**DATA ROWS**
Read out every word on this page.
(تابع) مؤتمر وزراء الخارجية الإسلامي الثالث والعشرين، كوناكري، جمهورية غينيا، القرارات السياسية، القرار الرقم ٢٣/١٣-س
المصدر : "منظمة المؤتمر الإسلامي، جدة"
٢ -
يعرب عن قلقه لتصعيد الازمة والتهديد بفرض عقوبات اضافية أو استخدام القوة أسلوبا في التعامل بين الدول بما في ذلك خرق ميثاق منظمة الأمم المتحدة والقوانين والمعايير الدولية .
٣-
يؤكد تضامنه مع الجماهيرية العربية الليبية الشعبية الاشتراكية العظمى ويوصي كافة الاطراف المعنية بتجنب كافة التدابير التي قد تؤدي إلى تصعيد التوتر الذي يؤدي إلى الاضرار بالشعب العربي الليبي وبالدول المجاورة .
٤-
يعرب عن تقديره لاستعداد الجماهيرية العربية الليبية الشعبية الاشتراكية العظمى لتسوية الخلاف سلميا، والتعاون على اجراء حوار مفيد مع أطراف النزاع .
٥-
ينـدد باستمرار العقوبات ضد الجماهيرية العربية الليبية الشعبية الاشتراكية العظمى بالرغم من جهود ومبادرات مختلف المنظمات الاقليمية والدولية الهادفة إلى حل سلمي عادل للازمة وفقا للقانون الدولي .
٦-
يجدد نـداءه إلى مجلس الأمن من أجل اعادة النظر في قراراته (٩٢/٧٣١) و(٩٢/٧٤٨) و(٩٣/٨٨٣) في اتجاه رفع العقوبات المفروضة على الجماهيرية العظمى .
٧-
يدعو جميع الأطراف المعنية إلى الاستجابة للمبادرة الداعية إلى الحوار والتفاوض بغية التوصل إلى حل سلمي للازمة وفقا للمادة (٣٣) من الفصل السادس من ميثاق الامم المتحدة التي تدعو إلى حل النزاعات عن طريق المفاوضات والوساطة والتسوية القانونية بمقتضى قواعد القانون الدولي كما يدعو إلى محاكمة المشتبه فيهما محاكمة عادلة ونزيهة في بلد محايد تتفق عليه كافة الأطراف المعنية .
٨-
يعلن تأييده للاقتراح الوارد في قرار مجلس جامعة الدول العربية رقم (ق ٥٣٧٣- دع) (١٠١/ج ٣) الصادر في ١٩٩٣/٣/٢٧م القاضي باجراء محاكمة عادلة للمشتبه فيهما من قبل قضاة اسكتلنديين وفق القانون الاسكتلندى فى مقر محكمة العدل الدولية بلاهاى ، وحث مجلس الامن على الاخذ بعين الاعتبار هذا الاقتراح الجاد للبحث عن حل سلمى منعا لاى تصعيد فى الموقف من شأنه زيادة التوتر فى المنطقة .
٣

**EXERCISE REQUIREMENTS**
Word for word, extract all the records.

**ANSWER TO THIS PROBLEM**
Read out every word on this page.
(تابع) مؤتمر وزراء الخارجية الإسلامي الثالث والعشرين، كوناكري، جمهورية غينيا، القرارات السياسية، القرار الرقم ٢٣/١٣-س
المصدر : "منظمة المؤتمر الإسلامي، جدة"
٢ -
يعرب عن قلقه لتصعيد الازمة والتهديد بفرض عقوبات اضافية أو استخدام القوة أسلوبا في التعامل بين الدول بما في ذلك خرق ميثاق منظمة الأمم المتحدة والقوانين والمعايير الدولية .
٣-
يؤكد تضامنه مع الجماهيرية العربية الليبية الشعبية الاشتراكية العظمى ويوصي كافة الاطراف المعنية بتجنب كافة التدابير التي قد تؤدي إلى تصعيد التوتر الذي يؤدي إلى الاضرار بالشعب العربي الليبي وبالدول المجاورة .
٤-
يعرب عن تقديره لاستعداد الجماهيرية العربية الليبية الشعبية الاشتراكية العظمى لتسوية الخلاف سلميا، والتعاون على اجراء حوار مفيد مع أطراف النزاع .
٥-
ينـدد باستمرار العقوبات ضد الجماهيرية العربية الليبية الشعبية الاشتراكية العظمى بالرغم من جهود ومبادرات مختلف المنظمات الاقليمية والدولية الهادفة إلى حل سلمي عادل للازمة وفقا للقانون الدولي .
٦-
يجدد نـداءه إلى مجلس الأمن من أجل اعادة النظر في قراراته (٩٢/٧٣١) و(٩٢/٧٤٨) و(٩٣/٨٨٣) في اتجاه رفع العقوبات المفروضة على الجماهيرية العظمى .
٧-
يدعو جميع الأطراف المعنية إلى الاستجابة للمبادرة الداعية إلى الحوار والتفاوض بغية التوصل إلى حل سلمي للازمة وفقا للمادة (٣٣) من الفصل السادس من ميثاق الامم المتحدة التي تدعو إلى حل النزاعات عن طريق المفاوضات والوساطة والتسوية القانونية بمقتضى قواعد القانون الدولي كما يدعو إلى محاكمة المشتبه فيهما محاكمة عادلة ونزيهة في بلد محايد تتفق عليه كافة الأطراف المعنية .
٨-
يعلن تأييده للاقتراح الوارد في قرار مجلس جامعة الدول العربية رقم (ق ٥٣٧٣- دع) (١٠١/ج ٣) الصادر في ١٩٩٣/٣/٢٧م القاضي باجراء محاكمة عادلة للمشتبه فيهما من قبل قضاة اسكتلنديين وفق القانون الاسكتلندى فى مقر محكمة العدل الدولية بلاهاى ، وحث مجلس الامن على الاخذ بعين الاعتبار هذا الاقتراح الجاد للبحث عن حل سلمى منعا لاى تصعيد فى الموقف من شأنه زيادة التوتر فى المنطقة .
٣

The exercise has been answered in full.